**LISTING:**
## Start
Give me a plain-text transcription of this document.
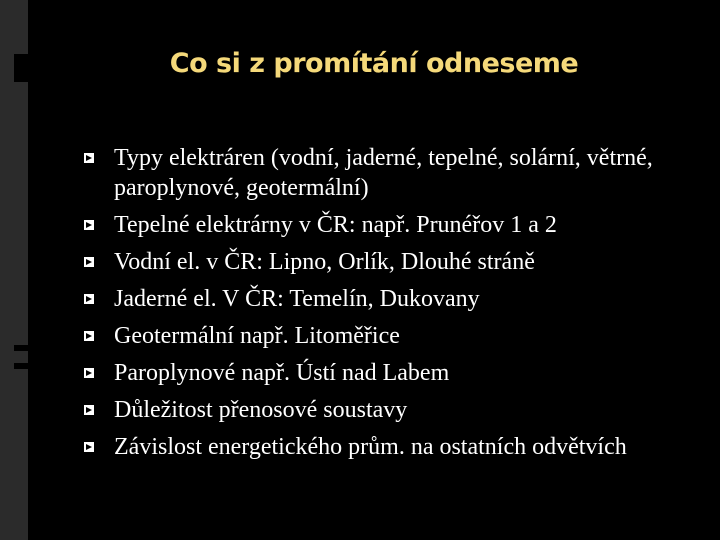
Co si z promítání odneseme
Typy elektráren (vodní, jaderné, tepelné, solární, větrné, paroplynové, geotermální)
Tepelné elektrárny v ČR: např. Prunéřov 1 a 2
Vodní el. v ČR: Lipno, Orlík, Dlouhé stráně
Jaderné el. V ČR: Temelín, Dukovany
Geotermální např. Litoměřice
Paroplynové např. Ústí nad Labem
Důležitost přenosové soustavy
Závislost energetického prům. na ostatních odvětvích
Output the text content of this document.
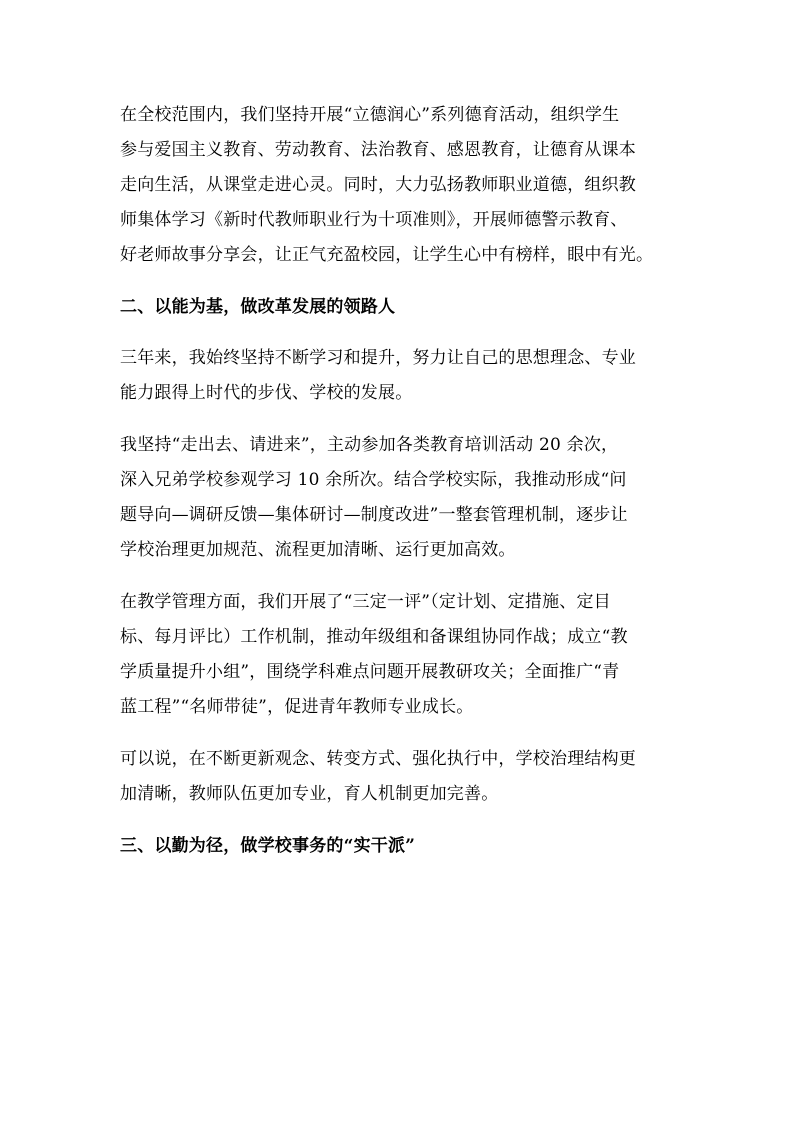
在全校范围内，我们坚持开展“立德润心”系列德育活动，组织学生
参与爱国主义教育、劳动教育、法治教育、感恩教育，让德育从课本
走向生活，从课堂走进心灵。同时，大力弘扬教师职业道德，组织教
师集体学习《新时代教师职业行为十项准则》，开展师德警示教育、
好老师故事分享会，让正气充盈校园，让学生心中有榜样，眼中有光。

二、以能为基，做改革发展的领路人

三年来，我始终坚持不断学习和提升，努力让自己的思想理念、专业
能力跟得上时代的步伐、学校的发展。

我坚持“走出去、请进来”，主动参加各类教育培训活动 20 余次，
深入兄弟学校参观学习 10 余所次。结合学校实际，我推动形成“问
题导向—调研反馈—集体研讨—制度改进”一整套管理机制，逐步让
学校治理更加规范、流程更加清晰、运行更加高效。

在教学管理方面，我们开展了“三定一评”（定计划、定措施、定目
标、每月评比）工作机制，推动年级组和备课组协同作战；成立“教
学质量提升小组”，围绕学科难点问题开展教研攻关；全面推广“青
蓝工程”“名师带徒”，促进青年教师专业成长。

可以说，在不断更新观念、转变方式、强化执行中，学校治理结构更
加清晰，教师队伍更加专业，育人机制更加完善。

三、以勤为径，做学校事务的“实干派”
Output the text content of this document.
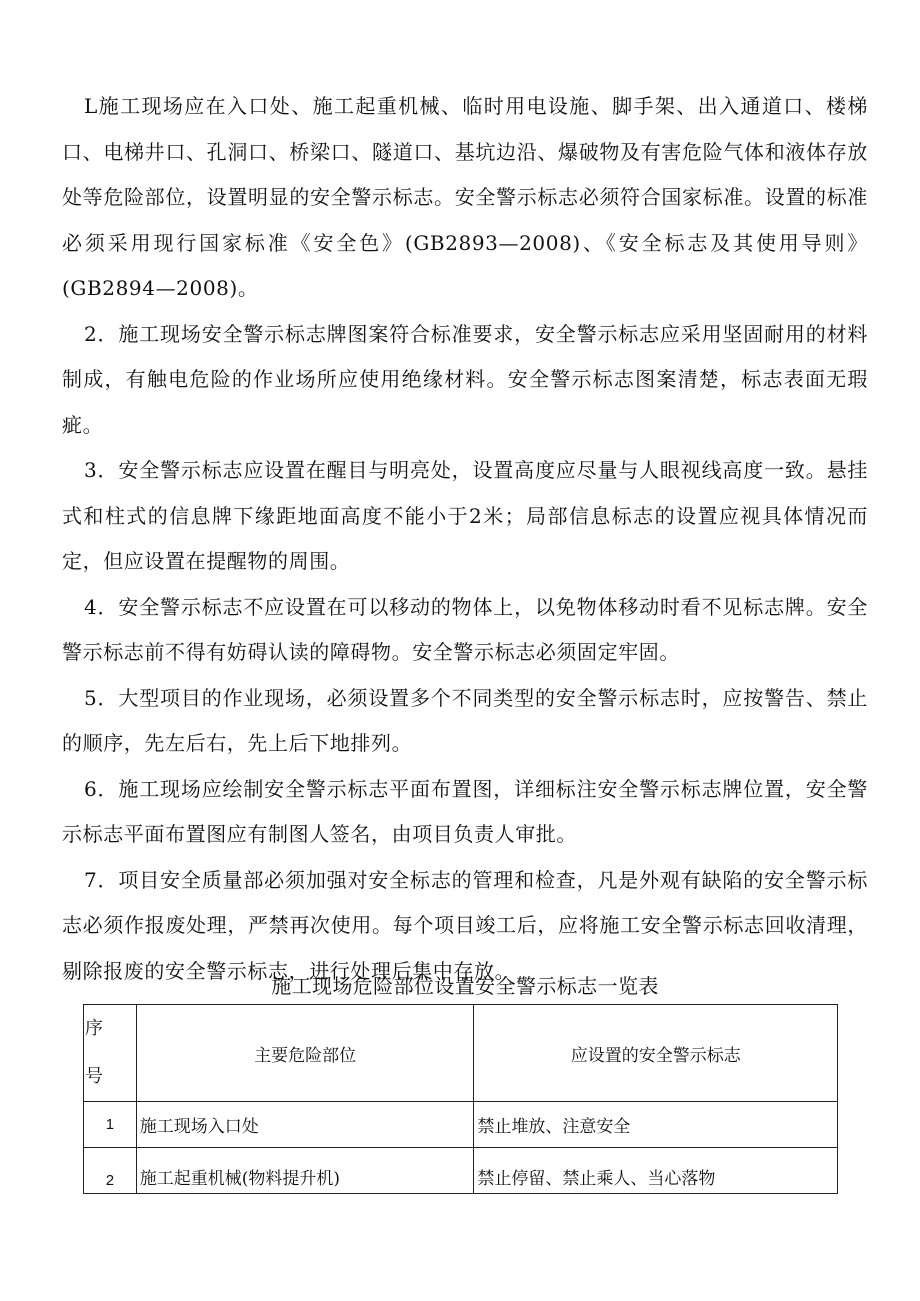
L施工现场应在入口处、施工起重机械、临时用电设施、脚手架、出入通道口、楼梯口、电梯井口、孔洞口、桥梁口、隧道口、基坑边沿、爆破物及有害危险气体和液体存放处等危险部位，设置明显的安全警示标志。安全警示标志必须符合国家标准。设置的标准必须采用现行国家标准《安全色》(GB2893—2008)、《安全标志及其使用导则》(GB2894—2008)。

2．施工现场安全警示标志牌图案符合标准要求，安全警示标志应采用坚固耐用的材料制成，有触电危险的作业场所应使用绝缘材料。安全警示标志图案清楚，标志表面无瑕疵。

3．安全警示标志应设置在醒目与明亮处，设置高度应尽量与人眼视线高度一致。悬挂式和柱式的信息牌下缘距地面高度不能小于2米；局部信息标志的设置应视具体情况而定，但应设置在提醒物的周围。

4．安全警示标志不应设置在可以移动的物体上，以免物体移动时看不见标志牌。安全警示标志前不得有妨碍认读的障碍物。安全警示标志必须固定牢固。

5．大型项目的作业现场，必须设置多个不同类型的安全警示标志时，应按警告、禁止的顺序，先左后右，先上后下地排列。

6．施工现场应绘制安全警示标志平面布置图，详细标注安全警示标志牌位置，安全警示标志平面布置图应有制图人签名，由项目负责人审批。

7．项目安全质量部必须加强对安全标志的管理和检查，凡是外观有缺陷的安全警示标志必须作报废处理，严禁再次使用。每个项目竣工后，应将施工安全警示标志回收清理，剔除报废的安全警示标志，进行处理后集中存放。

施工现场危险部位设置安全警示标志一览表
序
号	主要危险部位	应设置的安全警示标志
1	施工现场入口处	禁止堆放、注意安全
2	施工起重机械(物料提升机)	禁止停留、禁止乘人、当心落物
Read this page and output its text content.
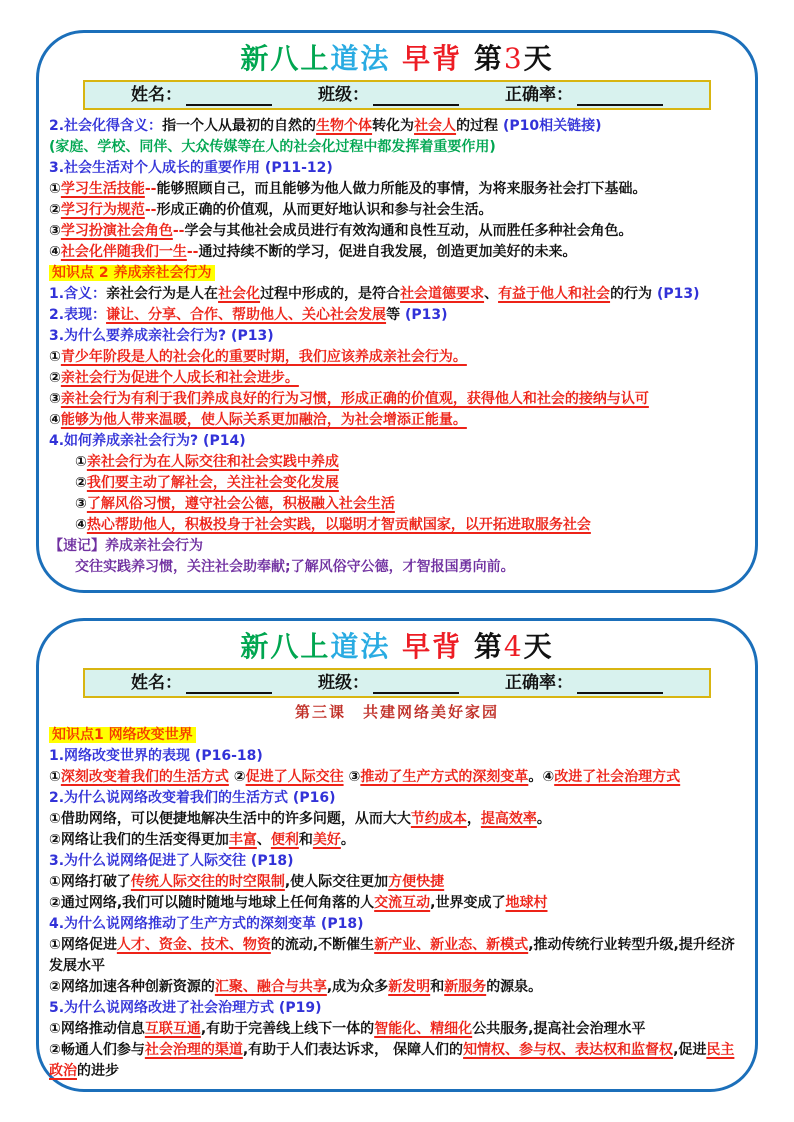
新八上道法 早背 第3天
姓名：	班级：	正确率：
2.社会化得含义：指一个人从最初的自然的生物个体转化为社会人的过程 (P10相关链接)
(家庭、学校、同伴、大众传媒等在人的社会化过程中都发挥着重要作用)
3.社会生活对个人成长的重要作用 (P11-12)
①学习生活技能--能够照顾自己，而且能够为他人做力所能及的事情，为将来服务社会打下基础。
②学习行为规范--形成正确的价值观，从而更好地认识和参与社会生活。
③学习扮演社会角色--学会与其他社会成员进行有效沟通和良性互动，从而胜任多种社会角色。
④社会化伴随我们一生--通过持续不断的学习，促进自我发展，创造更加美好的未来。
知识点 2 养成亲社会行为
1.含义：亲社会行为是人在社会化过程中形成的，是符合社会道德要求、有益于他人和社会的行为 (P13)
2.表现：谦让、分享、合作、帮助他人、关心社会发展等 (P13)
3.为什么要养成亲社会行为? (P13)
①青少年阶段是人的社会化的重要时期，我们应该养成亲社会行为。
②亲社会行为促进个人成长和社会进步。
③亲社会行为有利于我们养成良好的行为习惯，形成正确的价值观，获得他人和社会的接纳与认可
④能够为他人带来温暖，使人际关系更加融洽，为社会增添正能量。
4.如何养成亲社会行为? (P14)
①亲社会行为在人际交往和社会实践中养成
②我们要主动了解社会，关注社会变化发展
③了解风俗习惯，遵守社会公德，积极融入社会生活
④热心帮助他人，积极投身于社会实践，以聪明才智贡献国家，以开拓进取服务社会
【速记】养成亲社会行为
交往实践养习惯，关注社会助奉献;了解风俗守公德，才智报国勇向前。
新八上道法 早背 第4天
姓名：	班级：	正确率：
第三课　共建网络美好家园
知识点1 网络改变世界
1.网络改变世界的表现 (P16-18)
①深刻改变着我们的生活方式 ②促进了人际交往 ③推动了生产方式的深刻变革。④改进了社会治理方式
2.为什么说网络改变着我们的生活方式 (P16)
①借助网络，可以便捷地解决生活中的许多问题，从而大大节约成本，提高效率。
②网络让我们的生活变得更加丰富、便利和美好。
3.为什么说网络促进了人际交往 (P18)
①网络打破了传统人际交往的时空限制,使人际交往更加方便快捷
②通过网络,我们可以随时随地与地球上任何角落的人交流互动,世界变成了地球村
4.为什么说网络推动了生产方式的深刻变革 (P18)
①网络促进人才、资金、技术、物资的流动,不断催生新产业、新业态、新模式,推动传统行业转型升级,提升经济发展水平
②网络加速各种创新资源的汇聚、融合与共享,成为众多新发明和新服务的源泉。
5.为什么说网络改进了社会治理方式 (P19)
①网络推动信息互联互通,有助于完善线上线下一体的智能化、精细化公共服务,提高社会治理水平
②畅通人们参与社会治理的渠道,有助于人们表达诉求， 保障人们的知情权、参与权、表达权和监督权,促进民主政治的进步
## End
**PROBLEM STATEMENT:**
Work out how many lines of the listing above include the word "施工起重机械". Reply with nothing but the count.

**SOLUTION TO THIS EXERCISE:**
2